Reproduce the listing verbatim.

Dataset listings of figures
• • • •
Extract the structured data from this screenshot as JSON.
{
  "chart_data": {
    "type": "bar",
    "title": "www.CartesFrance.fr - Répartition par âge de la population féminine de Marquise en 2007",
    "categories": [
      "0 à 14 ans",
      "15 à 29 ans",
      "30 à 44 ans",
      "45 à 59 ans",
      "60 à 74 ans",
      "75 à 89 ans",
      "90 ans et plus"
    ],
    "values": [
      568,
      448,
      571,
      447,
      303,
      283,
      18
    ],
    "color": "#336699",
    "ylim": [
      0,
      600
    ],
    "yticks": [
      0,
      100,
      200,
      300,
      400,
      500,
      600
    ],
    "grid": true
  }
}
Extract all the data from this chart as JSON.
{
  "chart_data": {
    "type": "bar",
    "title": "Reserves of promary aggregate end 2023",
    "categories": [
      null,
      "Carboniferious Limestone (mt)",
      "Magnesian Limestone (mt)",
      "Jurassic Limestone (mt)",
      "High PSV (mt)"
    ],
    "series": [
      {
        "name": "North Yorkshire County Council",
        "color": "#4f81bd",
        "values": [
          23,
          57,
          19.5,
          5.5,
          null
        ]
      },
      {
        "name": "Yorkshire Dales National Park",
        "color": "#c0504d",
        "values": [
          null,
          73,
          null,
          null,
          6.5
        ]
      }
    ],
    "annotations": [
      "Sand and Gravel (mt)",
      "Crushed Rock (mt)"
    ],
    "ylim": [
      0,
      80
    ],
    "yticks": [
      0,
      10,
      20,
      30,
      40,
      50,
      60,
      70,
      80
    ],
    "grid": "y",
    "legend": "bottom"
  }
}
• • • •
*Written response*.
Extract the structured data from this screenshot as JSON.
{
  "chart_data": {
    "type": "bar",
    "title": "www.CartesFrance.fr - Répartition par âge de la population féminine de Marquise en 2007",
    "categories": [
      "0 à 14 ans",
      "15 à 29 ans",
      "30 à 44 ans",
      "45 à 59 ans",
      "60 à 74 ans",
      "75 à 89 ans",
      "90 ans et plus"
    ],
    "values": [
      568,
      448,
      571,
      447,
      303,
      283,
      18
    ],
    "color": "#336699",
    "ylim": [
      0,
      600
    ],
    "yticks": [
      0,
      100,
      200,
      300,
      400,
      500,
      600
    ],
    "grid": true
  }
}
Extract all the data from this chart as JSON.
{
  "chart_data": {
    "type": "bar",
    "title": "Reserves of promary aggregate end 2023",
    "categories": [
      null,
      "Carboniferious Limestone (mt)",
      "Magnesian Limestone (mt)",
      "Jurassic Limestone (mt)",
      "High PSV (mt)"
    ],
    "series": [
      {
        "name": "North Yorkshire County Council",
        "color": "#4f81bd",
        "values": [
          23,
          57,
          19.5,
          5.5,
          null
        ]
      },
      {
        "name": "Yorkshire Dales National Park",
        "color": "#c0504d",
        "values": [
          null,
          73,
          null,
          null,
          6.5
        ]
      }
    ],
    "annotations": [
      "Sand and Gravel (mt)",
      "Crushed Rock (mt)"
    ],
    "ylim": [
      0,
      80
    ],
    "yticks": [
      0,
      10,
      20,
      30,
      40,
      50,
      60,
      70,
      80
    ],
    "grid": "y",
    "legend": "bottom"
  }
}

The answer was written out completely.